Omit all images. Transcribe the rest of the material below exactly.
═════ DATA PROVIDED ═════
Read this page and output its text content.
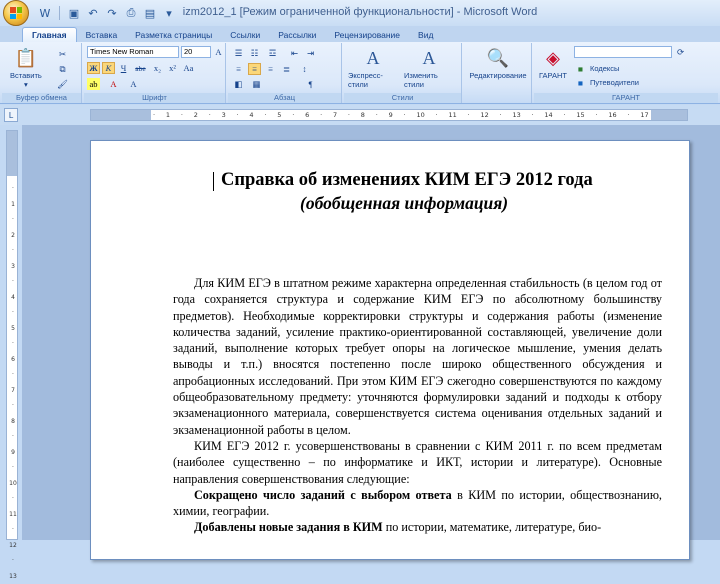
W ▣ ↶ ↷ ⎙ ▤	▾ izm2012_1 [Режим ограниченной функциональности] - Microsoft Word
Главная	Вставка	Разметка страницы	Ссылки	Рассылки	Рецензирование	Вид
📋
Вставить
▾
✂
⧉
🖌
Буфер обмена
Times New Roman	20	A
Ж К	Ч	abe x₂ x² Aa
ab	A	A
Шрифт
☰ ☷	☲	⇤	⇥
≡	≡	≡	≣	↕
◧ ▦	¶
Абзац
A
Экспресс-стили
A
Изменить стили
Стили
🔍
Редактирование
◈
ГАРАНТ
⟳
■ Кодексы
■ Путеводители
ГАРАНТ
L	· 1 · 2 · 3 · 4 · 5 · 6 · 7 · 8 · 9 · 10 · 11 · 12 · 13 · 14 · 15 · 16 · 17
Справка об изменениях КИМ ЕГЭ 2012 года
(обобщенная информация)

Для КИМ ЕГЭ в штатном режиме характерна определенная стабильность (в целом год от года сохраняется структура и содержание КИМ ЕГЭ по абсолютному большинству предметов). Необходимые корректировки структуры и содержания работы (изменение количества заданий, усиление практико-ориентированной составляющей, увеличение доли заданий, выполнение которых требует опоры на логическое мышление, умения делать выводы и т.п.) вносятся постепенно после широко общественного обсуждения и апробационных исследований. При этом КИМ ЕГЭ сжегодно совершенствуются по каждому общеобразовательному предмету: уточняются формулировки заданий и подходы к отбору экзаменационного материала, совершенствуется система оценивания отдельных заданий и экзаменационной работы в целом.

КИМ ЕГЭ 2012 г. усовершенствованы в сравнении с КИМ 2011 г. по всем предметам (наиболее существенно – по информатике и ИКТ, истории и литературе). Основные направления совершенствования следующие:

Сокращено число заданий с выбором ответа в КИМ по истории, обществознанию, химии, географии.

Добавлены новые задания в КИМ по истории, математике, литературе, био-

·
1
·
2
·
3
·
4
·
5
·
6
·
7
·
8
·
9
·
10
·
11
·
12
·
13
═════
• **CORRECT RESULT**
Read this page and output its text content.
W ▣ ↶ ↷ ⎙ ▤	▾ izm2012_1 [Режим ограниченной функциональности] - Microsoft Word
Главная	Вставка	Разметка страницы	Ссылки	Рассылки	Рецензирование	Вид
📋
Вставить
▾
✂
⧉
🖌
Буфер обмена
Times New Roman	20	A
Ж К	Ч	abe x₂ x² Aa
ab	A	A
Шрифт
☰ ☷	☲	⇤	⇥
≡	≡	≡	≣	↕
◧ ▦	¶
Абзац
A
Экспресс-стили
A
Изменить стили
Стили
🔍
Редактирование
◈
ГАРАНТ
⟳
■ Кодексы
■ Путеводители
ГАРАНТ
L	· 1 · 2 · 3 · 4 · 5 · 6 · 7 · 8 · 9 · 10 · 11 · 12 · 13 · 14 · 15 · 16 · 17
Справка об изменениях КИМ ЕГЭ 2012 года
(обобщенная информация)

Для КИМ ЕГЭ в штатном режиме характерна определенная стабильность (в целом год от года сохраняется структура и содержание КИМ ЕГЭ по абсолютному большинству предметов). Необходимые корректировки структуры и содержания работы (изменение количества заданий, усиление практико-ориентированной составляющей, увеличение доли заданий, выполнение которых требует опоры на логическое мышление, умения делать выводы и т.п.) вносятся постепенно после широко общественного обсуждения и апробационных исследований. При этом КИМ ЕГЭ сжегодно совершенствуются по каждому общеобразовательному предмету: уточняются формулировки заданий и подходы к отбору экзаменационного материала, совершенствуется система оценивания отдельных заданий и экзаменационной работы в целом.

КИМ ЕГЭ 2012 г. усовершенствованы в сравнении с КИМ 2011 г. по всем предметам (наиболее существенно – по информатике и ИКТ, истории и литературе). Основные направления совершенствования следующие:

Сокращено число заданий с выбором ответа в КИМ по истории, обществознанию, химии, географии.

Добавлены новые задания в КИМ по истории, математике, литературе, био-

·
1
·
2
·
3
·
4
·
5
·
6
·
7
·
8
·
9
·
10
·
11
·
12
·
13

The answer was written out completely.